#### EXTRAIT FOURNI:

--------

Le succès de Murderbot repose essentiellement sur la force de son personnage principal. Difficile d’adhérer si l’on n’est pas convaincu par ce robot, d’abord quasi misanthrope, qui évolue lentement vers un peu plus d’empathie. Skarsgård réussit pourtant à incarner d’emblée un SecUnit ambigu, drôle et surprenant. La novella All Systems Red nous plongeait entièrement dans la tête de Murderbot ; la série s’en inspire avec une voix off omniprésente, apportant à la fois contexte et humour. On n’a jamais à se demander ce que pense le robot : ses pensées, parfois hilarantes, sont toujours dites tout haut.
L’autre force de cette adaptation : le jeu physique tout en retenue de Skarsgård, capable d’exprimer des nuances par un simple regard (lorsque le casque tombe) ou une posture à la fois raide et humaine. Au départ, l’immobilité presque rigide de Murderbot amuse, mais au fil des interactions humaines, des gestes plus naturels émergent. Le personnage affiche d’ailleurs certains traits autistiques : il déteste qu’on le touche, le dit sans détour, et le contact visuel est pour lui un véritable supplice. Ces particularités le rendent paradoxalement plus humain, surtout à mesure que les scientifiques s’adaptent à ses limites. Skarsgård livre une prestation précise et sensible : il fait rire autant qu’il peut bouleverser en un instant.

--------

#### EXTRAITS DE DONNÉES:
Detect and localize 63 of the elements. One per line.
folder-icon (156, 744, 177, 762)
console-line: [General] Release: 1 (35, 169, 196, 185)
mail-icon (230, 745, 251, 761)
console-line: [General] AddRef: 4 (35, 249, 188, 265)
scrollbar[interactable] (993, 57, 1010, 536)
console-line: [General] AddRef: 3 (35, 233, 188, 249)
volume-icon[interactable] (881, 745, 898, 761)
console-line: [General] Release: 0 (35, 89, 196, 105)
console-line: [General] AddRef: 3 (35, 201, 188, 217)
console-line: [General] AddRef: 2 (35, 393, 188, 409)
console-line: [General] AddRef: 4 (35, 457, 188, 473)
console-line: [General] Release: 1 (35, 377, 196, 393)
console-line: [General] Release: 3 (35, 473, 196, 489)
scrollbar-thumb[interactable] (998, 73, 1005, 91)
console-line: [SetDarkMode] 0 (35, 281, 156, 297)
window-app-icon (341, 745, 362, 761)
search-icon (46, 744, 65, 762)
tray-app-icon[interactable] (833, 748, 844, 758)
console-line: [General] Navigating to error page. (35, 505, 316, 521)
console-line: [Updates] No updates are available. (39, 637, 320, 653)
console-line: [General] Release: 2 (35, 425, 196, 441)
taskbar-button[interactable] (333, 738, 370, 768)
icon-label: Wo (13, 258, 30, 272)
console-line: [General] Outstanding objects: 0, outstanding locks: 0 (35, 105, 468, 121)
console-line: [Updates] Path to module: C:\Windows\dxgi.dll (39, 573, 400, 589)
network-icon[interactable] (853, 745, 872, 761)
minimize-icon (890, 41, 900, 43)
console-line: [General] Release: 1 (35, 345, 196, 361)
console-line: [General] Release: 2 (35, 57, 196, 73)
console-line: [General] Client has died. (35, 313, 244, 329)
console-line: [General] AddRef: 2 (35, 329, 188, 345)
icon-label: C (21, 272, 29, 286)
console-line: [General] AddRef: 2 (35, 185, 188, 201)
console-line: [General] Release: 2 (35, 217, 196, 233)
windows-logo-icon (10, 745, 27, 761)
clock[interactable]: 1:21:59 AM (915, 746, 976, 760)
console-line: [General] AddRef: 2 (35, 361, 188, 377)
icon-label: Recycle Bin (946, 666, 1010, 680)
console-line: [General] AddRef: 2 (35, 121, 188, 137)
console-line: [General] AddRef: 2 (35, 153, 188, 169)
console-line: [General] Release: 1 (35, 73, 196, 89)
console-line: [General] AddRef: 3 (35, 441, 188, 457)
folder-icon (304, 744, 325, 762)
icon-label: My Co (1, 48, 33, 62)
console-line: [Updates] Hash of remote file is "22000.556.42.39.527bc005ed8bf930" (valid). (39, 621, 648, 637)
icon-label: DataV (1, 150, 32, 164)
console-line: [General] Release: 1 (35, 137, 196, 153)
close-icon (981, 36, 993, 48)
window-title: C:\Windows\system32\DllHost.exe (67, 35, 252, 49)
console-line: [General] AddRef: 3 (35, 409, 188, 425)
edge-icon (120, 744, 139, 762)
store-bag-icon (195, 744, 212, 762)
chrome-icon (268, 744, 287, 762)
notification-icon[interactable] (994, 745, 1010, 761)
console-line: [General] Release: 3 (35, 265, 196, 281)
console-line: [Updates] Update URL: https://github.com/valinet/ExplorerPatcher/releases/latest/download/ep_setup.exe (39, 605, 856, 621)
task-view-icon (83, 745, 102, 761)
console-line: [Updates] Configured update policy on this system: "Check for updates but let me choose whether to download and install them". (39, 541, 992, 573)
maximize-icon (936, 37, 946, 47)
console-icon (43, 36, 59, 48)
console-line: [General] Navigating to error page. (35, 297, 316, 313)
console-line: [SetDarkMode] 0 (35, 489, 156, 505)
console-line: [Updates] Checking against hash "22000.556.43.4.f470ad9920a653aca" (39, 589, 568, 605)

--------

#### OBJECTIF DE L'EXERCICE:
Répondez aux questions suivantes à partir de l'extrait sur la série Murderbot :
(a) Quel procédé la série emploie-t-elle pour s'inspirer de la novella All Systems Red ?
(b) Par quels moyens Skarsgård parvient-il à exprimer des nuances ?
(c) Quels traits autistiques du personnage sont mentionnés ?

#### CORRIGÉ:
(a) Une voix off omniprésente, qui apporte à la fois contexte et humour.
(b) Par un simple regard (lorsque le casque tombe) ou par une posture à la fois raide et humaine.
(c) Il déteste qu'on le touche et le dit sans détour, et le contact visuel est pour lui un véritable supplice.